[Bloque de texto]
▼▼▼

REVOLUCIÓN CONSTITUCIONAL"

Cunctas notiones et urbes, populus aut priores,

aut singulis regunt. Delecta ex his, et constituta

reipublicae forma, laudari facilius quam evenire.

Tacit., Ann., lib. IV.

El arreglo de los poderes públicos y la combinación de estos mismos en una constitución más o menos detallada, ha sido en todos tiempos el asunto más importante que ha fatigado el ingenio de los hombres. Hace más de dieciocho siglos que Tácito se ocupaba de esta materia y ya en su tiempo se sospechaba que la forma más perfecta de gobierno, sería aquella que reuniese la unidad, la popularidad y la aristocracia; aunque entonces se tenía casi por imposible este feliz resultado. La observación que con paso seguro aunque lento todo lo alcanza; la constancia que todo lo vence y el tiempo a quien nadie resiste, hicieron conocer a los hombres que está feliz combinación, lejos de ser una quimera que deba relegarse a los países imaginarios, es una cosa muy posible y realizable; y que aquél famoso político de la antigüedad no se había engañado cuando presumió seria el invento más feliz que hubiese podido producir el ingenio de los hombres.

En efecto, el sistema representativo debido a una serie casi infinita de casualidades imprevistas, apareció ya casi en toda su perfección en las islas británicas a fines del siglo diecisiete y desde entonces ha desterrado de mucha y aun acaso de la mayor parte del mundo civilizado, las antiguas clasificaciones y formas de gobierno, fundiéndolas todas, por decirlo así, en una tercera, que libre de los inconvenientes a que estaba sujeta cada una de ellas, reunió todas sus ventajas. Cuando estas ideas se hicieron populares en el continente de Europa por la revolución francesa, las voces de aristocracia, democracia y monarquía perdieron toda su fuerza; nadie se fatigó en sostenerlas ni atacarlas; los gobiernos se clasificaron en absolutos y representativos y sólo se peleó ya por erigir los segundos sobre las ruinas de los primeros. Que el mundo haya adelantado hasta un grado que no parece concebible con esta clase de gobiernos, sólo podrá dudarlo quien se halle muy poco versado en la historia de los tiempos que precedieron a su establecimiento. Esta es ya una verdad que ha pasado a ser axioma entre los filósofos y políticos y no entra en nuestro plan el demostrarla. Baste decir, que si las naciones que han pretendido adoptar este sistema no han reportado desde luego todos los saludables efectos que eran de esperarse, esto no ha dependido del sistema mismo, sino de las alteraciones substanciales que en él se han hecho por el prurito de mejorarla.

Francia fue la primera que dio este paso indiscreto y los resultados fueron lo que deberían temerse: el trastorno de todo el orden social y la más furibunda y sanguinaria anarquía. Los desengaños que esto produjo la hicieron retroceder sucesiva y gradualmente hasta fijarse en las verdaderas bases del sistema y ahora camina a pasos agigantados, avanzándose rápidamente en la carrera hasta hoy indefinida de la grandeza y prosperidad social. España, que jamás ha hecho otra cosa que imitar en todo a Francia, a pesar de los desengaños que la revolución debía producir en ella, adoptó todos sus principios antisociales, copiando casi a la letra la Constitución de la Asamblea Constituyente y empeorándola en todo aquello que las Cortes pusieron de suyo. Sucedió lo que debía suceder y estaba en la naturaleza de las cosas; en las dos distintas épocas que se ha intentado hacer ley fundamental este código perfectísimo, la anarquía más desenfrenada ha hostigado de tal manera a los pueblos, que se han arrojado como por un impulso maquinal en los brazos del más absoluto despotismo.

▲▲▲

[Ejercicio]
Según el bloque de texto, ¿dónde y en qué época apareció el sistema representativo casi en toda su perfección?

[Información registrada]
▼▼▼

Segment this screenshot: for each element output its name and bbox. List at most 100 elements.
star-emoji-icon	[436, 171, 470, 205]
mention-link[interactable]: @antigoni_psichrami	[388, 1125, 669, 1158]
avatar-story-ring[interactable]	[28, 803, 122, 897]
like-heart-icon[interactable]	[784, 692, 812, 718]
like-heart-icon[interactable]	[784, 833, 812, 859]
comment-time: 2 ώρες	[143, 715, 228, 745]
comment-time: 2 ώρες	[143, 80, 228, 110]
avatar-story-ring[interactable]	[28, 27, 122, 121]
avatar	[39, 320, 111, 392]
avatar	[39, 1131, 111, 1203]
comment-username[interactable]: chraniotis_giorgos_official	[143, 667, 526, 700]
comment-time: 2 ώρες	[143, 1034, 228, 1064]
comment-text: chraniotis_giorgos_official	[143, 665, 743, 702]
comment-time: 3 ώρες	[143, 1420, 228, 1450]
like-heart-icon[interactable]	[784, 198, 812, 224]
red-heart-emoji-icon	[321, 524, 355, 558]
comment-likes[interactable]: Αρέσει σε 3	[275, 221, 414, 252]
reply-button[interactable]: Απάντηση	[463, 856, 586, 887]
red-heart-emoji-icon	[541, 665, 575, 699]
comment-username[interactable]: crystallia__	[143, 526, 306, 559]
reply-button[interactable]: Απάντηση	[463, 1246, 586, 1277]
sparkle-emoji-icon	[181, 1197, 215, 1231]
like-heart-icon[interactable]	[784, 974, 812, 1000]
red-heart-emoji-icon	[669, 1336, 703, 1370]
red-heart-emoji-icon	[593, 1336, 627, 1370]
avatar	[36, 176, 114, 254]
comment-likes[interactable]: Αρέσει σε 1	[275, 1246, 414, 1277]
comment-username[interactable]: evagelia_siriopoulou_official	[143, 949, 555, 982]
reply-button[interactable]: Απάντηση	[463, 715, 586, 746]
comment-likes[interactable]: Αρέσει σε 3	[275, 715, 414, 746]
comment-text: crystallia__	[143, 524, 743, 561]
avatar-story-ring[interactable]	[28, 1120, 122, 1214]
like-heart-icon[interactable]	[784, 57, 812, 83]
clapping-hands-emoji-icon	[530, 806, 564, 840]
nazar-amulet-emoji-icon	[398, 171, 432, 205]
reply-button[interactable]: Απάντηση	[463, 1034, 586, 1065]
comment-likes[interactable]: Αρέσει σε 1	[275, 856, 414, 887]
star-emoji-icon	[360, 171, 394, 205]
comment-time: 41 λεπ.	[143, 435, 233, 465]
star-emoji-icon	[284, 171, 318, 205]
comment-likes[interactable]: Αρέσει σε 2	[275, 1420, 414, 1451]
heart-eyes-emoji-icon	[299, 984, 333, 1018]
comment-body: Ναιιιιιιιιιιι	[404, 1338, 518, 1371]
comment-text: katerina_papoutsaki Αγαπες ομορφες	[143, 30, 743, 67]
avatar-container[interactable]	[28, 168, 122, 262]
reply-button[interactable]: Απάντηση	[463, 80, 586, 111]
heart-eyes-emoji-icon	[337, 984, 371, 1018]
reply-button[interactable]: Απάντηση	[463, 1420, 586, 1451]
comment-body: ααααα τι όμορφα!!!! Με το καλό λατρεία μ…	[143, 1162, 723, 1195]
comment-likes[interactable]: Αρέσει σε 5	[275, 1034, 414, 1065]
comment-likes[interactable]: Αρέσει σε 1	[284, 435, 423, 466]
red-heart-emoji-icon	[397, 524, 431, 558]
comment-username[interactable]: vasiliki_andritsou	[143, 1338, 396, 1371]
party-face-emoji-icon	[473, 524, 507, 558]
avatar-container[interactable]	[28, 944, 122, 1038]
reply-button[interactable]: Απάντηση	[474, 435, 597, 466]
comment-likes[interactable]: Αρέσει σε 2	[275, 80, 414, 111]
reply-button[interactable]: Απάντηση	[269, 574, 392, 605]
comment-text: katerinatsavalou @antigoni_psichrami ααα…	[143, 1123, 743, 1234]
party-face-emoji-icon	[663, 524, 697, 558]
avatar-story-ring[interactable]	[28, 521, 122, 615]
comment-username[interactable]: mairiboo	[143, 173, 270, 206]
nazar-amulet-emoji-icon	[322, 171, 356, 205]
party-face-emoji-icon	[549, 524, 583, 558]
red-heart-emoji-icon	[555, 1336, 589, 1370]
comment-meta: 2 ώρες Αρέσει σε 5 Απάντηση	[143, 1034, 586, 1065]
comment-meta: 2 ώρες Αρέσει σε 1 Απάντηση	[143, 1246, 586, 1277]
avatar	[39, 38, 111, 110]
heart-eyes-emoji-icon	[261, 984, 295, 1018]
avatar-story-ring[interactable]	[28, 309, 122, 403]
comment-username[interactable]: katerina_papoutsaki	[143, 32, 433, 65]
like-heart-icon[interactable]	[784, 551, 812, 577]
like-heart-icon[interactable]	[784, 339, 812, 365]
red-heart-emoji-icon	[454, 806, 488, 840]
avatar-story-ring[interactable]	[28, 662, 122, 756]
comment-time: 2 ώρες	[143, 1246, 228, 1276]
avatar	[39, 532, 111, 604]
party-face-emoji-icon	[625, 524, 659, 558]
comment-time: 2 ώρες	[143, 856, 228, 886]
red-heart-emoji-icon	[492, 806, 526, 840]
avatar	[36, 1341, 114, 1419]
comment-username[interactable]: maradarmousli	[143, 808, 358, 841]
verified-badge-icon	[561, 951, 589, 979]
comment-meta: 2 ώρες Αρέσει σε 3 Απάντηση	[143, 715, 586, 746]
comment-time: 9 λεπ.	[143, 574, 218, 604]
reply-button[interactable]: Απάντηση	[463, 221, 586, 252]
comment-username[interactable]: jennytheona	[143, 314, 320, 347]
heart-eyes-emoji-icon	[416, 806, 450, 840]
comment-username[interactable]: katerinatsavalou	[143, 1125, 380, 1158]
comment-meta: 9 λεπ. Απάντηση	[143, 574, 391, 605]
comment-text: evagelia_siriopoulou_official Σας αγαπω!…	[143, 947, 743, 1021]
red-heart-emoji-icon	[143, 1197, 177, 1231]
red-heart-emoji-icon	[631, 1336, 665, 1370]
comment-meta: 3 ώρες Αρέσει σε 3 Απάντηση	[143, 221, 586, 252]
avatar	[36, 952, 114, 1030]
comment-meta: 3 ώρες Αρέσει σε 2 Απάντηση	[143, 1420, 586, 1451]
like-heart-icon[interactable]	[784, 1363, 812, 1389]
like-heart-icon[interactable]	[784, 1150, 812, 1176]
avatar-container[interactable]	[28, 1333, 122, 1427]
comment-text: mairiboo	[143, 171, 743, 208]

▲▲▲

[Respuesta escrita]
En las islas británicas, a fines del siglo diecisiete.